SELECTED EXTRACT start

Matching Your Chain to Your Chainsaw Bar Length
The chainsaw bar length is measured from the nose of the bar to the point where the chain passes over the drive sprocket. This measurement (e.g., 16 inches, 20 inches) is important, but it doesn’t directly tell you the chain’s pitch or gauge. However, it is related to the number of drive links needed.
Relationship Between Bar Length and Drive Links:
Longer bars generally require more drive links to create a complete loop of the correct saw chain length. For instance, a 16-inch bar might use a chain with 62 drive links, while a 20-inch bar might use a chain with 72 drive links. Always verify the specific drive link count for your bar size and chainsaw model.
Determining Saw Chain Type: More Than Just Measurements
Beyond the core measurements, determining saw chain type involves understanding the different cutters and their configurations. This affects cutting speed, smoothness, and the type of wood you’re cutting.
- Full Chisel: These cutters have a square-cornered cutting edge. They are very aggressive and cut fast, but they can be more prone to kickback and wear down faster if they hit dirt or rocks.
- Semi-Chisel: These cutters have a rounded-cornered cutting edge. They are less aggressive than full chisel but are more durable and forgiving if they encounter debris. They offer a good balance of speed and longevity.
- Skip Tooth: These chains have fewer cutting teeth, with every other tooth skipped. This allows for more chip clearance, making them ideal for cutting frozen wood or very dirty logs where clogging can be an issue.
- Low Profile: These chains are designed for smaller, less powerful chainsaws. They typically have smaller pitches (like .375 or 3/8 inch low profile) and gauges, which reduces the power required to drive them.
Why Accurate Measurement Matters: Ensuring Compatibility
Using the proper saw chain size is paramount for several reasons:
- Safety: An incorrectly sized chain is a major safety hazard. A chain that’s too long or too short won’t engage properly. A chain with the wrong pitch or gauge can cause the saw to behave unpredictably, increasing the risk of kickback.
- Performance: The correct chain ensures your chainsaw cuts efficiently. If the pitch or gauge is wrong, the chain won’t mesh well with the drive sprocket and bar, leading to poor cutting performance, excessive wear, and increased strain on the engine.
- Durability: A properly fitted chain distributes the cutting load evenly. This reduces stress on the drive sprocket, clutch, and the chainsaw bar itself, extending the life of these components.

SELECTED EXTRACT end

* _SHORT TASK A_
In the text on matching chainsaw chains to bar length, what are skip tooth chains described as ideal for cutting?
* _SHORT TASK B_
Write the next part of the text on matching chainsaw chains to bar length, starting after its last sentence.

DATA SECTION start

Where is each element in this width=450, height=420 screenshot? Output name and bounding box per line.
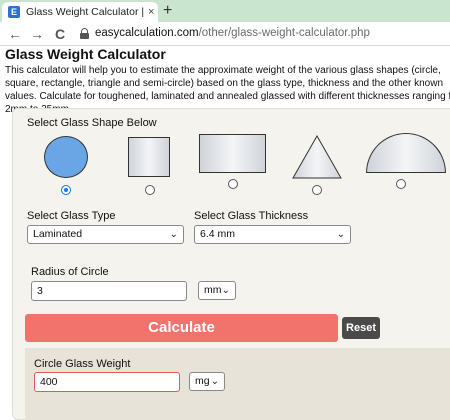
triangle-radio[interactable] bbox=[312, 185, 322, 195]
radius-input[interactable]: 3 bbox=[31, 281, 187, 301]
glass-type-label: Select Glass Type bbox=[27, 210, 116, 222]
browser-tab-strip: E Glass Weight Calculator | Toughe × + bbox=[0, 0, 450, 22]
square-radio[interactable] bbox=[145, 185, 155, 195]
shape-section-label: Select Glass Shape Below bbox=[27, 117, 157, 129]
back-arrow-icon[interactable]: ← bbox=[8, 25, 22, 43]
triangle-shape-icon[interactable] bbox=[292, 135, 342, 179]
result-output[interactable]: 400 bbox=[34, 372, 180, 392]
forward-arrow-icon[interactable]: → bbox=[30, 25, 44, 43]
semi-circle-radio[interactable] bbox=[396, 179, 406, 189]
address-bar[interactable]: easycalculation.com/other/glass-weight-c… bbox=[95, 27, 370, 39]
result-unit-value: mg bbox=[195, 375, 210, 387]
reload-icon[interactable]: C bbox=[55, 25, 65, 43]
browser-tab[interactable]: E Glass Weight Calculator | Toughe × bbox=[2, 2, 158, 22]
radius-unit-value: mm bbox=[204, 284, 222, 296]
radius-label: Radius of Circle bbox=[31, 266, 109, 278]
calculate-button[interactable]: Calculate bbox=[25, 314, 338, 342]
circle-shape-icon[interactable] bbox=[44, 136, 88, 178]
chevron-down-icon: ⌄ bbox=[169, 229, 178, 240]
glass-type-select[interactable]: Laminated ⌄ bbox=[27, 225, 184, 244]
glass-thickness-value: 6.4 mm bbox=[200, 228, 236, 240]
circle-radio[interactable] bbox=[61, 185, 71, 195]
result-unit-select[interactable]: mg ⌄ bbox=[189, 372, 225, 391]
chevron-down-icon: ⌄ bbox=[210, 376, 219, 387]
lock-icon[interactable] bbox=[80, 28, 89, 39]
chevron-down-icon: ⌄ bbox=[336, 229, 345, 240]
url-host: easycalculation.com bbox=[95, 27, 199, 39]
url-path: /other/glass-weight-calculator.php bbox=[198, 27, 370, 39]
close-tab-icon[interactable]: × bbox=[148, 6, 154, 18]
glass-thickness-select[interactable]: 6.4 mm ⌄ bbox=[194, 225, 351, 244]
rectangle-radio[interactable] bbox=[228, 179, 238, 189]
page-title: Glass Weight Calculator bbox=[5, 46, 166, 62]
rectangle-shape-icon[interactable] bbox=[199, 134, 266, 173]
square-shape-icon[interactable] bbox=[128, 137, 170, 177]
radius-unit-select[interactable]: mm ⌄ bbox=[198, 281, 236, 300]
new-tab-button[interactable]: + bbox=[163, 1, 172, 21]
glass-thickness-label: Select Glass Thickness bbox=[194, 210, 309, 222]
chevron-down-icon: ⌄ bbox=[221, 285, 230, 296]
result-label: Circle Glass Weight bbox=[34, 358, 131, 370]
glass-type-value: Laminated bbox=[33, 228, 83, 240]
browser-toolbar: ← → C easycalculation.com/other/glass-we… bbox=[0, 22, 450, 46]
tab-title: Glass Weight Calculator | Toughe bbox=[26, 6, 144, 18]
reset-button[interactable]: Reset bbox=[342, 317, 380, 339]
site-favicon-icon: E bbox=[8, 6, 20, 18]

DATA SECTION end
DATA SECTION start

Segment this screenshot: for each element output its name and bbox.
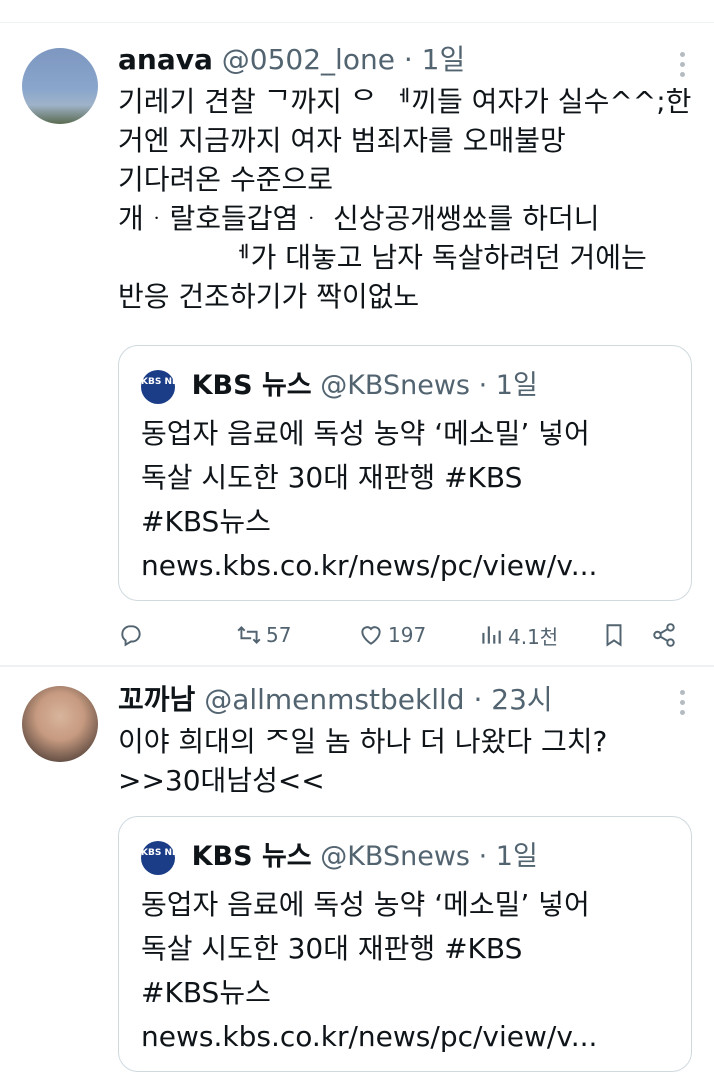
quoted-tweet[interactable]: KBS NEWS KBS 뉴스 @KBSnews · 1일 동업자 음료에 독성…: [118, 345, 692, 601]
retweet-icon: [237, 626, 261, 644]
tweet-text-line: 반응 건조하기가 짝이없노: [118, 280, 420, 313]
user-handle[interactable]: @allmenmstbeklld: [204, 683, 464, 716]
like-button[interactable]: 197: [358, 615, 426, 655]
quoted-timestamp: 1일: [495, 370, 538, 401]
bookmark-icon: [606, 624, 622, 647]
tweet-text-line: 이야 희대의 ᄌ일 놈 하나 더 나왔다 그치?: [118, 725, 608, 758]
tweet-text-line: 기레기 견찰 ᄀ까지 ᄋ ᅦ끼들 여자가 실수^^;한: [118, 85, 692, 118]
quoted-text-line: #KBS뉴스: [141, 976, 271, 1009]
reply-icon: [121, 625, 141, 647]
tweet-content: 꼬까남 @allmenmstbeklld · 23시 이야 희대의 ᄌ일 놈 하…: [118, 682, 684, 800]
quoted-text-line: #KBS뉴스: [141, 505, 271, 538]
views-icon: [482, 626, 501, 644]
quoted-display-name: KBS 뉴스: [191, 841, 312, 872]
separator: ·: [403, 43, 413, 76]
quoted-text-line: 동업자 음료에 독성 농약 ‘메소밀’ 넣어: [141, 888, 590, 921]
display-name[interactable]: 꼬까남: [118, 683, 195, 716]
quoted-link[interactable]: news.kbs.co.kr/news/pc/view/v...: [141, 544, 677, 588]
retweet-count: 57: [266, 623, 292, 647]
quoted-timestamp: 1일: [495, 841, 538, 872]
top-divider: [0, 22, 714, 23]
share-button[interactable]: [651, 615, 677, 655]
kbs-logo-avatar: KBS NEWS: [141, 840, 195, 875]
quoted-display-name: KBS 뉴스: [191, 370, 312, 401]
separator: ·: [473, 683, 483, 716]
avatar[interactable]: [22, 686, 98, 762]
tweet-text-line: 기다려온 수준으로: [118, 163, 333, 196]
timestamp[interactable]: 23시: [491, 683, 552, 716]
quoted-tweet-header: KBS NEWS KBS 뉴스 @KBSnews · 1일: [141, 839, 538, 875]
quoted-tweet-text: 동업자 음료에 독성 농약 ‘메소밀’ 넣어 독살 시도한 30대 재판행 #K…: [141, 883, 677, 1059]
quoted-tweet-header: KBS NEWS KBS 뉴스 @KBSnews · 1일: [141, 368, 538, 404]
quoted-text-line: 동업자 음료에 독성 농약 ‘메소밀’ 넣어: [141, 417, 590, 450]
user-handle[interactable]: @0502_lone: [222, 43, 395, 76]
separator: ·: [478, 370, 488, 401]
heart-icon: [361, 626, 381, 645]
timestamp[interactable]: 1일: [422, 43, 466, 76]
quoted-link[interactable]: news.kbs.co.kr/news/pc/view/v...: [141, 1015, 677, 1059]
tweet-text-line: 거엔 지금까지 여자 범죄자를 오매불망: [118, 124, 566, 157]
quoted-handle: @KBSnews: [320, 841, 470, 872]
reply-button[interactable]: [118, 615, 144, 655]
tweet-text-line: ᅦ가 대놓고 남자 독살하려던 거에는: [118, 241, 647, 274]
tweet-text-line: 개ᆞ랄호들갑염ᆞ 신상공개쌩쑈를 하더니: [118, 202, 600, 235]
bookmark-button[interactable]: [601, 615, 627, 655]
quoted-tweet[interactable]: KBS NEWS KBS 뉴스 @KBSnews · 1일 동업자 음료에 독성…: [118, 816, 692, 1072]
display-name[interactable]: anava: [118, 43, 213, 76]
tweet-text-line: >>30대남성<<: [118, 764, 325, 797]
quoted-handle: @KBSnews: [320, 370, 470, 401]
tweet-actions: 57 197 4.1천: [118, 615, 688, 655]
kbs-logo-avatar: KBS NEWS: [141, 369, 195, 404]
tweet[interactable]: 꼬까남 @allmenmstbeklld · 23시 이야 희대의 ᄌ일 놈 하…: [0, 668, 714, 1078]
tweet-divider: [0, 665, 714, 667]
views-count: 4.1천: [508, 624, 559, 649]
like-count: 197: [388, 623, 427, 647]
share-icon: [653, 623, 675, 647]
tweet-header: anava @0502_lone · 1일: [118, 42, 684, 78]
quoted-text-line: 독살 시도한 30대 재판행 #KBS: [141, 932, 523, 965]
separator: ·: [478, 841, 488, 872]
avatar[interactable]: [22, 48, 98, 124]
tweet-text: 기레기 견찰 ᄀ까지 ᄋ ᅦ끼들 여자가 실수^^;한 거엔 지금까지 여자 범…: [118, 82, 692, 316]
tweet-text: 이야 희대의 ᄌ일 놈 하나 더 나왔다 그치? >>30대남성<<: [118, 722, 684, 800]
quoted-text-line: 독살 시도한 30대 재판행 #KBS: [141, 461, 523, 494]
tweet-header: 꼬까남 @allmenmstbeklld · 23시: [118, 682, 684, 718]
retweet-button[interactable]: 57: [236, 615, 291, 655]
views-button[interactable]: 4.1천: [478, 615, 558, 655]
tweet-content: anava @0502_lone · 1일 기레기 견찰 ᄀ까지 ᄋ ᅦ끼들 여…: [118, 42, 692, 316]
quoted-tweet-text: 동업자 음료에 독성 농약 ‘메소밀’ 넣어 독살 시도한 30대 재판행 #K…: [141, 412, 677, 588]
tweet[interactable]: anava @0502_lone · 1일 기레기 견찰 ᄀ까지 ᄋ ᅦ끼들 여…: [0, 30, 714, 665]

DATA SECTION end

* _ANSWER A_
Frozen wood or very dirty logs where clogging can be an issue.

* _ANSWER B_
- Engine Life: When a chain is not the right size, the engine has to work harder, which can lead to overheating and premature wear.
Your Step-by-Step Guide to Measuring Chainsaw Chain
Let’s put it all together into a simple, actionable process for chainsaw chain identification and measurement.
Step 1: Gather Your Tools
- A tape measure or ruler (preferably with millimeter markings for precision)
- A pair of calipers (ideal for precise measurements)
- Your chainsaw, chainsaw bar, and the old chain (if possible)
- Your chainsaw’s owner’s manual
Step 2: Identify Key Markings
Before you start measuring, check all available sources for the necessary information.
- On the Old Chain: Look for numbers stamped directly onto the drive links or the cutters. These often represent pitch, gauge, and drive link count.
- On the Chainsaw Bar: Most bars have the pitch and gauge stamped near the base of the bar, where it mounts to the chainsaw. The chainsaw bar length will also be indicated here.
- In the Chainsaw Manual: This is often the most definitive source. It will list the exact specifications or part numbers for the recommended chains.
Step 3: Count Your Drive Links
As detailed earlier, carefully remove the chain and count the drive links. This is the most fundamental step in determining saw chain length.
Step 4: Measure or Identify Pitch
- Check Markings: Look for markings like “.325”, “3/8”, or “1/4” on the chain or bar.
- Measure: If no markings are present, measure the distance between three consecutive rivets, divide by two. This is your chain pitch calculation.
Step 5: Measure or Identify Gauge
- Check Markings: Look for numbers like “.050”, “.058”, or “.063” on the chain or bar.
- Measure: If no markings are present, use calipers to measure the thickness of a drive link. This is your saw chain gauge measurement.
Step 6: Record Your Findings
Write down the following information:
- Number of Drive Links: ______
- Pitch: ______ (e.g., 3/8″, .325″)
- Gauge: ______ (e.g., .050″, .058″)
- Chainsaw Bar Length: ______ (e.g., 16″, 18″, 20″)
Step 7: Cross-Reference and Purchase
Once you have these measurements, you can confidently:
- Match the Manufacturer’s Part Number: If you found a part number, search for that specific number.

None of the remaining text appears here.